Short exercise
Search the material below for the string "avec" and extract each line that has it.

Saved data entries
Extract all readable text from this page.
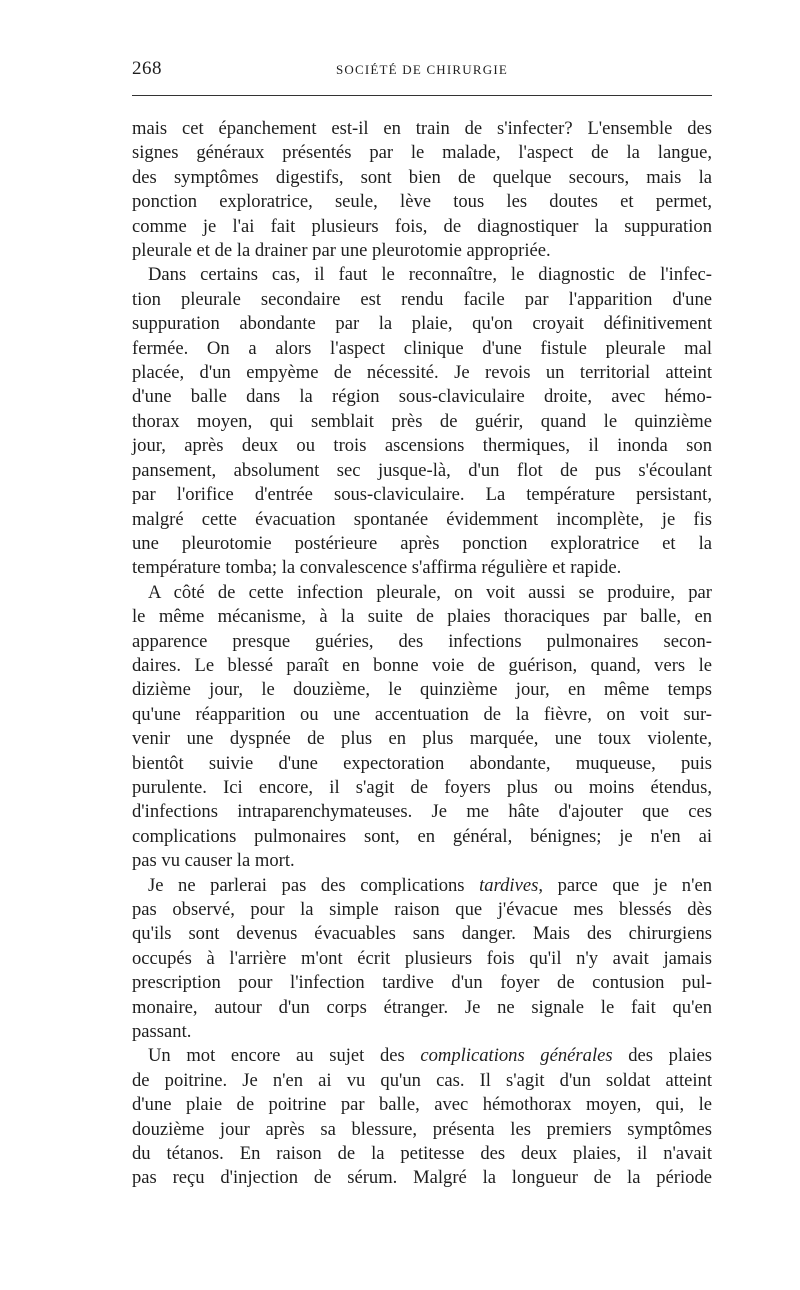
268	SOCIÉTÉ DE CHIRURGIE

mais cet épanchement est-il en train de s'infecter? L'ensemble des
signes généraux présentés par le malade, l'aspect de la langue,
des symptômes digestifs, sont bien de quelque secours, mais la
ponction exploratrice, seule, lève tous les doutes et permet,
comme je l'ai fait plusieurs fois, de diagnostiquer la suppuration
pleurale et de la drainer par une pleurotomie appropriée.

Dans certains cas, il faut le reconnaître, le diagnostic de l'infec-
tion pleurale secondaire est rendu facile par l'apparition d'une
suppuration abondante par la plaie, qu'on croyait définitivement
fermée. On a alors l'aspect clinique d'une fistule pleurale mal
placée, d'un empyème de nécessité. Je revois un territorial atteint
d'une balle dans la région sous-claviculaire droite, avec hémo-
thorax moyen, qui semblait près de guérir, quand le quinzième
jour, après deux ou trois ascensions thermiques, il inonda son
pansement, absolument sec jusque-là, d'un flot de pus s'écoulant
par l'orifice d'entrée sous-claviculaire. La température persistant,
malgré cette évacuation spontanée évidemment incomplète, je fis
une pleurotomie postérieure après ponction exploratrice et la
température tomba; la convalescence s'affirma régulière et rapide.

A côté de cette infection pleurale, on voit aussi se produire, par
le même mécanisme, à la suite de plaies thoraciques par balle, en
apparence presque guéries, des infections pulmonaires secon-
daires. Le blessé paraît en bonne voie de guérison, quand, vers le
dizième jour, le douzième, le quinzième jour, en même temps
qu'une réapparition ou une accentuation de la fièvre, on voit sur-
venir une dyspnée de plus en plus marquée, une toux violente,
bientôt suivie d'une expectoration abondante, muqueuse, puis
purulente. Ici encore, il s'agit de foyers plus ou moins étendus,
d'infections intraparenchymateuses. Je me hâte d'ajouter que ces
complications pulmonaires sont, en général, bénignes; je n'en ai
pas vu causer la mort.

Je ne parlerai pas des complications tardives, parce que je n'en
pas observé, pour la simple raison que j'évacue mes blessés dès
qu'ils sont devenus évacuables sans danger. Mais des chirurgiens
occupés à l'arrière m'ont écrit plusieurs fois qu'il n'y avait jamais
prescription pour l'infection tardive d'un foyer de contusion pul-
monaire, autour d'un corps étranger. Je ne signale le fait qu'en
passant.

Un mot encore au sujet des complications générales des plaies
de poitrine. Je n'en ai vu qu'un cas. Il s'agit d'un soldat atteint
d'une plaie de poitrine par balle, avec hémothorax moyen, qui, le
douzième jour après sa blessure, présenta les premiers symptômes
du tétanos. En raison de la petitesse des deux plaies, il n'avait
pas reçu d'injection de sérum. Malgré la longueur de la période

Completed task
d'une balle dans la région sous-claviculaire droite, avec hémo-
d'une plaie de poitrine par balle, avec hémothorax moyen, qui, le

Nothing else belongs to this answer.